::: MATERIAL :::

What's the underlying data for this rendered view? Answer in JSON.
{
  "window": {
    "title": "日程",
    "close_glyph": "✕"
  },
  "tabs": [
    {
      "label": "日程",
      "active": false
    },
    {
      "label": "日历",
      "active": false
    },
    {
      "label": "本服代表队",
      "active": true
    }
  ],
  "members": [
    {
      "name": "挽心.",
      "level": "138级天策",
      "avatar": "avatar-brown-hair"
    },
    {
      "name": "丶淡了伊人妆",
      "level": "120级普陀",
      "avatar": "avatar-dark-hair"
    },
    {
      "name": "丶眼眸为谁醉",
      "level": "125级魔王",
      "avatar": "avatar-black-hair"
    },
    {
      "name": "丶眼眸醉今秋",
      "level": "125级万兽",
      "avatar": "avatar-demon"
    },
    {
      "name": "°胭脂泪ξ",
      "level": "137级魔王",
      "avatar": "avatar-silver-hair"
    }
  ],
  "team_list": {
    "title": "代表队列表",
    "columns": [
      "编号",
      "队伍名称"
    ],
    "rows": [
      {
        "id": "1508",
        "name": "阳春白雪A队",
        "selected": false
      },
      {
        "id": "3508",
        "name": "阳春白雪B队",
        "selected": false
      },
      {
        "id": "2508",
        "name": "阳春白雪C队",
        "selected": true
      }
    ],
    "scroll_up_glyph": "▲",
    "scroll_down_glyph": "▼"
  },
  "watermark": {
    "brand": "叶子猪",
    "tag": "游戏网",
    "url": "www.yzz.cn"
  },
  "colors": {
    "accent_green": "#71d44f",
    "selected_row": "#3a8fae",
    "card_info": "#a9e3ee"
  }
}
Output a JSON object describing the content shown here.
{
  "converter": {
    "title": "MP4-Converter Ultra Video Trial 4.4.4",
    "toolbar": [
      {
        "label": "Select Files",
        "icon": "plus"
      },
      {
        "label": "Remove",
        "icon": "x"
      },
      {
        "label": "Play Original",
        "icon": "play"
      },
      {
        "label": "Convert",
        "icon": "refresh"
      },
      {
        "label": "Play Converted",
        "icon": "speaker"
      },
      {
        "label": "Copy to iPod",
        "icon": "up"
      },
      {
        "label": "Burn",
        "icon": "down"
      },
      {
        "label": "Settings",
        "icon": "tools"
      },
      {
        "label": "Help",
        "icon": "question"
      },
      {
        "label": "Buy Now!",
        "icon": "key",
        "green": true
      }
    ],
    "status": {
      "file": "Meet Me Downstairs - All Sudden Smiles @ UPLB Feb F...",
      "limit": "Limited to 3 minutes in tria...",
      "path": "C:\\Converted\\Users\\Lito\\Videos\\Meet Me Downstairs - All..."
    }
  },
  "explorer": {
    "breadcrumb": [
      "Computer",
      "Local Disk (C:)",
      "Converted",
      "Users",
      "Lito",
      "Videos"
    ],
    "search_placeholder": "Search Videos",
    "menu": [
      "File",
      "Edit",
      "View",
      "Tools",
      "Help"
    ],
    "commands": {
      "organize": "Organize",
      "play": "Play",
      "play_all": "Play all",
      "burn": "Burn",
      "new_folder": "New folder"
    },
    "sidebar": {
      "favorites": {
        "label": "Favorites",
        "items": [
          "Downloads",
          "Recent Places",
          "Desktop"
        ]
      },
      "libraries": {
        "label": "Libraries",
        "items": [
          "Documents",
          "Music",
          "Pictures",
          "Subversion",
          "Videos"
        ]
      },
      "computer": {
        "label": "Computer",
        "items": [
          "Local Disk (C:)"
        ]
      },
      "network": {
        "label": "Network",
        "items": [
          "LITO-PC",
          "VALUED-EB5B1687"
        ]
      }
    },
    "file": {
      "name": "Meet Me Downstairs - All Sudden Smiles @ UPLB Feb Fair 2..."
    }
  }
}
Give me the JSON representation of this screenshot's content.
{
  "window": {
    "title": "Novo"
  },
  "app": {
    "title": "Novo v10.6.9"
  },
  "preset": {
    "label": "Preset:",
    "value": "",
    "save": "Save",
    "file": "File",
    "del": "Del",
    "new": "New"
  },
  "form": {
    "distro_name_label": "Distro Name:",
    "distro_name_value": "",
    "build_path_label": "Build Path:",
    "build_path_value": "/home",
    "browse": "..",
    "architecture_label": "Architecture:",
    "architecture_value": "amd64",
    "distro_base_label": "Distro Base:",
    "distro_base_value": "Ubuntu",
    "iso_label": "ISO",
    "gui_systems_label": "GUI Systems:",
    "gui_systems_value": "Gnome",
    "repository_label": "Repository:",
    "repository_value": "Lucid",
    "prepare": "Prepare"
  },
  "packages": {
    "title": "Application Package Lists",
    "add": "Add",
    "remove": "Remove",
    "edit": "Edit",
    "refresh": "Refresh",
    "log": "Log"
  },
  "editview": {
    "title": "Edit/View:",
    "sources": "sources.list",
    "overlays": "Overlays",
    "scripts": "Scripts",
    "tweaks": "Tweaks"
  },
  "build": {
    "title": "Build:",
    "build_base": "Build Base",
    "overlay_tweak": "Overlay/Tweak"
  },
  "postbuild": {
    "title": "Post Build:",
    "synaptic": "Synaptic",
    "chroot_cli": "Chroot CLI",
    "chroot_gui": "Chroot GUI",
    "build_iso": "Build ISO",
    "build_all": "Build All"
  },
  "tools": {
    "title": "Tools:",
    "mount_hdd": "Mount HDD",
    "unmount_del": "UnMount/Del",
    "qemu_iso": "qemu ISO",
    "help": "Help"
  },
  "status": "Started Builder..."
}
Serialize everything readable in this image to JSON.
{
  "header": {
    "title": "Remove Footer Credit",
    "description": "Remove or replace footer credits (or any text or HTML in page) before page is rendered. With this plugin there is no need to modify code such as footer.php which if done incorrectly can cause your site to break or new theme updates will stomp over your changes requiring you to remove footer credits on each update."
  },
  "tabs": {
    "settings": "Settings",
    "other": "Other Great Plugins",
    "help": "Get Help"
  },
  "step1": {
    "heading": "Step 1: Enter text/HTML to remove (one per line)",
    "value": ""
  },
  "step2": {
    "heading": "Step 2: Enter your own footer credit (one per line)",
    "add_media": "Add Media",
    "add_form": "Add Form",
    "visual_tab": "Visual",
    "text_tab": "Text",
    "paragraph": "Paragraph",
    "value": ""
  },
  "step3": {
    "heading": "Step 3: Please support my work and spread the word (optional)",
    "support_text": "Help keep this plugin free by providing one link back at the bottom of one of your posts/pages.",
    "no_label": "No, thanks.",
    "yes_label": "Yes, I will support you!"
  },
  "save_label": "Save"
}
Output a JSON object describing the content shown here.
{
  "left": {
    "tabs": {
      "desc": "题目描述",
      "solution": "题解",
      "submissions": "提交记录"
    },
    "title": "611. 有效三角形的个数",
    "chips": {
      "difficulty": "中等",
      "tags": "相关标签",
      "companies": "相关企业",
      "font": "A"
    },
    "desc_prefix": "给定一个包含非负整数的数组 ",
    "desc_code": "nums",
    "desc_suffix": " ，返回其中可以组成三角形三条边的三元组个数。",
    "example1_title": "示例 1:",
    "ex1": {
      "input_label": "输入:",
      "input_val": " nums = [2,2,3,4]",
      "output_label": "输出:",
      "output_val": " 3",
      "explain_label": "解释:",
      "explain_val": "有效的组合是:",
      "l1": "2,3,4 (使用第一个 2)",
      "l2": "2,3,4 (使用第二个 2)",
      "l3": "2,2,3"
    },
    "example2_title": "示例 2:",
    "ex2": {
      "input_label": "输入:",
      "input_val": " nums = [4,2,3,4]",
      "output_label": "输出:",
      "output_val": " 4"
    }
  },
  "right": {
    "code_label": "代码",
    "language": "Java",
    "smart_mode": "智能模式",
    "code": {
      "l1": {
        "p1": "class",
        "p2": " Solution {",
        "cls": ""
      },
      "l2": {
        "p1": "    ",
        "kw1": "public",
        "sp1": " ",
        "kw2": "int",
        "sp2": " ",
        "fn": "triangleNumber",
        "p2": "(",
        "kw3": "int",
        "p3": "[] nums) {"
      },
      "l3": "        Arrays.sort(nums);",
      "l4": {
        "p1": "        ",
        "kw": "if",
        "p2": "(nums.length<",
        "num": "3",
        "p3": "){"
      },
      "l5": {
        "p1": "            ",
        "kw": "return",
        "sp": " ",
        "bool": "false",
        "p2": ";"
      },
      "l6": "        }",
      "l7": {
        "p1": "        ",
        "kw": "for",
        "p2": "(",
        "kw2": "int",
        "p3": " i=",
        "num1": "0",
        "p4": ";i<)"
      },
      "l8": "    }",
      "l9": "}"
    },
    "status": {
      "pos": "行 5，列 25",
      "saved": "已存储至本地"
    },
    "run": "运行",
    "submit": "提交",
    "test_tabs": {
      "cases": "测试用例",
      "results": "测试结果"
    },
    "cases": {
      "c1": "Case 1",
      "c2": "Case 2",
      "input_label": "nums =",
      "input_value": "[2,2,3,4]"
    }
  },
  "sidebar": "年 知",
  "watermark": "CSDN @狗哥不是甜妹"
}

:::

• _WHAT THE TASK REQUIRES_: Using the listing above, return all lines where the word "Smiles" occurs.

• _FINAL RESULT_:
      "file": "Meet Me Downstairs - All Sudden Smiles @ UPLB Feb F...",
      "name": "Meet Me Downstairs - All Sudden Smiles @ UPLB Feb Fair 2..."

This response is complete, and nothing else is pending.